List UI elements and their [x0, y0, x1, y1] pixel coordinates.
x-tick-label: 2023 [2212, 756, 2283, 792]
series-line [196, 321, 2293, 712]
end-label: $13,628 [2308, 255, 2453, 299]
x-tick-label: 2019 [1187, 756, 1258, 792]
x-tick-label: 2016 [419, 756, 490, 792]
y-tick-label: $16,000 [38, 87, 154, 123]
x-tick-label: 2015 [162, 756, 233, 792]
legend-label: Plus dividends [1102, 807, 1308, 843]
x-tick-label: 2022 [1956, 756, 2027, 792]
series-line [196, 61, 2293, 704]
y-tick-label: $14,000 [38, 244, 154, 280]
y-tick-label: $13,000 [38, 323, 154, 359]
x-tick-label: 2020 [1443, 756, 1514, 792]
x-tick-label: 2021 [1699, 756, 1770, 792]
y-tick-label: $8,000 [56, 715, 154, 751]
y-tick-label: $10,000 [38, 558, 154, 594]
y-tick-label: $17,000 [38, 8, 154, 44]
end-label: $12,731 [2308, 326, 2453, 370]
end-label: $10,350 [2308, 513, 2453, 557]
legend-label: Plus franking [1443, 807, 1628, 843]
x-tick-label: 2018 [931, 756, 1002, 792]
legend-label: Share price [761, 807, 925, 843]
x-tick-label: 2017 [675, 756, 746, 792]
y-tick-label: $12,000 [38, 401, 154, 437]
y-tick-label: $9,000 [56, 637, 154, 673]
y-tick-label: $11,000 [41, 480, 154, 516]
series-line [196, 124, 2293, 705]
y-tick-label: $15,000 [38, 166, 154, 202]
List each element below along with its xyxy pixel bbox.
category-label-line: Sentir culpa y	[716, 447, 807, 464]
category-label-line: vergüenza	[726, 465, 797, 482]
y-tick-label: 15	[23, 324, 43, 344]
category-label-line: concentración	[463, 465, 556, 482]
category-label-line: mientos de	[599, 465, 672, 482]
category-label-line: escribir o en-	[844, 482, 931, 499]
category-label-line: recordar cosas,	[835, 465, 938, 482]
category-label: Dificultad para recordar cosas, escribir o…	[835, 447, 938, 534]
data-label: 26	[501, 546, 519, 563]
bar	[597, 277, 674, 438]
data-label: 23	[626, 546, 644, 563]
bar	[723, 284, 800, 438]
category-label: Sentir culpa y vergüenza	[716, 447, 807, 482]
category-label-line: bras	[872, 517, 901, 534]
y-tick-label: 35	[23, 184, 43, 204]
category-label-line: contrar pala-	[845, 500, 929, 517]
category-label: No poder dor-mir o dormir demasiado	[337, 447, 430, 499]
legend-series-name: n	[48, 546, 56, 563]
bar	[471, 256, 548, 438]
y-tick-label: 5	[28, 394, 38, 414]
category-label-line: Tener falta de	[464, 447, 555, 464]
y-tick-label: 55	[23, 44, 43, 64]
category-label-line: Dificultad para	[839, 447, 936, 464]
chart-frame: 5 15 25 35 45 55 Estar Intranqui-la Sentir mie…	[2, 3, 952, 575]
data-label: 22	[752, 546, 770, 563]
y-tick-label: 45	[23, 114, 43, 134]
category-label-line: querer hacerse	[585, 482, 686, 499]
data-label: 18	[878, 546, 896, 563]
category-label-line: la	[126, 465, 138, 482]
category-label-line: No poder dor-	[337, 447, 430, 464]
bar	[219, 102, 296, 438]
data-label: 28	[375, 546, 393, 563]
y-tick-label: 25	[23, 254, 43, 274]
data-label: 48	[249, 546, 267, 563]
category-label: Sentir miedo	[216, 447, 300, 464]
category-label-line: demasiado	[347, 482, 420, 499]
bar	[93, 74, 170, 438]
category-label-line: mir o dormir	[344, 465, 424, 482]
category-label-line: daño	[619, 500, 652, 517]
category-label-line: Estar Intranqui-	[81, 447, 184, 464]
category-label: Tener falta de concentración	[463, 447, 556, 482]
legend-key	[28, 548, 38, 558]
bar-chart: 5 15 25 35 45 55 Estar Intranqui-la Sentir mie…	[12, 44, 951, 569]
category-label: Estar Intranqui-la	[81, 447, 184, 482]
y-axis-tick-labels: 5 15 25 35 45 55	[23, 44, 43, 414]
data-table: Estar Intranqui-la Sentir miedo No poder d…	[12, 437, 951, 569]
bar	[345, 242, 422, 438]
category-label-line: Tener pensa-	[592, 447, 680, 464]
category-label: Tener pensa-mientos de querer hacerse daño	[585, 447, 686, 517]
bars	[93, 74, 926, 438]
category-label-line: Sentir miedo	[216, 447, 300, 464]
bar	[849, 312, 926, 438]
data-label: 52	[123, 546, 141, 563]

☆ ☆ ☆

WHAT IS ASKED >> Print all of the material above again, line for line, with no changes to any character.

EXERCISE ANSWER >>
List UI elements and their [x0, y0, x1, y1] pixel coordinates.
x-tick-label: 2023 [2212, 756, 2283, 792]
series-line [196, 321, 2293, 712]
end-label: $13,628 [2308, 255, 2453, 299]
x-tick-label: 2019 [1187, 756, 1258, 792]
x-tick-label: 2016 [419, 756, 490, 792]
y-tick-label: $16,000 [38, 87, 154, 123]
x-tick-label: 2015 [162, 756, 233, 792]
legend-label: Plus dividends [1102, 807, 1308, 843]
x-tick-label: 2022 [1956, 756, 2027, 792]
series-line [196, 61, 2293, 704]
y-tick-label: $14,000 [38, 244, 154, 280]
y-tick-label: $13,000 [38, 323, 154, 359]
x-tick-label: 2020 [1443, 756, 1514, 792]
x-tick-label: 2021 [1699, 756, 1770, 792]
y-tick-label: $8,000 [56, 715, 154, 751]
y-tick-label: $10,000 [38, 558, 154, 594]
y-tick-label: $17,000 [38, 8, 154, 44]
end-label: $12,731 [2308, 326, 2453, 370]
end-label: $10,350 [2308, 513, 2453, 557]
legend-label: Plus franking [1443, 807, 1628, 843]
x-tick-label: 2018 [931, 756, 1002, 792]
legend-label: Share price [761, 807, 925, 843]
x-tick-label: 2017 [675, 756, 746, 792]
y-tick-label: $12,000 [38, 401, 154, 437]
y-tick-label: $9,000 [56, 637, 154, 673]
y-tick-label: $11,000 [41, 480, 154, 516]
series-line [196, 124, 2293, 705]
y-tick-label: $15,000 [38, 166, 154, 202]
List each element below along with its xyxy pixel bbox.
category-label-line: Sentir culpa y	[716, 447, 807, 464]
category-label-line: vergüenza	[726, 465, 797, 482]
y-tick-label: 15	[23, 324, 43, 344]
category-label-line: concentración	[463, 465, 556, 482]
category-label-line: mientos de	[599, 465, 672, 482]
category-label-line: escribir o en-	[844, 482, 931, 499]
category-label-line: recordar cosas,	[835, 465, 938, 482]
category-label: Dificultad para recordar cosas, escribir o…	[835, 447, 938, 534]
data-label: 26	[501, 546, 519, 563]
bar	[597, 277, 674, 438]
data-label: 23	[626, 546, 644, 563]
bar	[723, 284, 800, 438]
category-label: Sentir culpa y vergüenza	[716, 447, 807, 482]
category-label-line: bras	[872, 517, 901, 534]
y-tick-label: 35	[23, 184, 43, 204]
category-label-line: contrar pala-	[845, 500, 929, 517]
category-label: No poder dor-mir o dormir demasiado	[337, 447, 430, 499]
legend-series-name: n	[48, 546, 56, 563]
bar	[471, 256, 548, 438]
y-tick-label: 5	[28, 394, 38, 414]
category-label-line: Tener falta de	[464, 447, 555, 464]
y-tick-label: 55	[23, 44, 43, 64]
category-label-line: Dificultad para	[839, 447, 936, 464]
chart-frame: 5 15 25 35 45 55 Estar Intranqui-la Sentir mie…	[2, 3, 952, 575]
data-label: 22	[752, 546, 770, 563]
y-tick-label: 45	[23, 114, 43, 134]
category-label-line: querer hacerse	[585, 482, 686, 499]
data-label: 18	[878, 546, 896, 563]
category-label-line: la	[126, 465, 138, 482]
category-label-line: No poder dor-	[337, 447, 430, 464]
bar	[219, 102, 296, 438]
data-label: 28	[375, 546, 393, 563]
y-tick-label: 25	[23, 254, 43, 274]
data-label: 48	[249, 546, 267, 563]
category-label: Sentir miedo	[216, 447, 300, 464]
category-label-line: demasiado	[347, 482, 420, 499]
bar	[93, 74, 170, 438]
category-label-line: mir o dormir	[344, 465, 424, 482]
category-label-line: daño	[619, 500, 652, 517]
category-label-line: Estar Intranqui-	[81, 447, 184, 464]
category-label: Tener falta de concentración	[463, 447, 556, 482]
legend-key	[28, 548, 38, 558]
bar-chart: 5 15 25 35 45 55 Estar Intranqui-la Sentir mie…	[12, 44, 951, 569]
category-label: Estar Intranqui-la	[81, 447, 184, 482]
y-axis-tick-labels: 5 15 25 35 45 55	[23, 44, 43, 414]
data-table: Estar Intranqui-la Sentir miedo No poder d…	[12, 437, 951, 569]
bar	[345, 242, 422, 438]
category-label-line: Tener pensa-	[592, 447, 680, 464]
category-label: Tener pensa-mientos de querer hacerse daño	[585, 447, 686, 517]
bars	[93, 74, 926, 438]
category-label-line: Sentir miedo	[216, 447, 300, 464]
bar	[849, 312, 926, 438]
data-label: 52	[123, 546, 141, 563]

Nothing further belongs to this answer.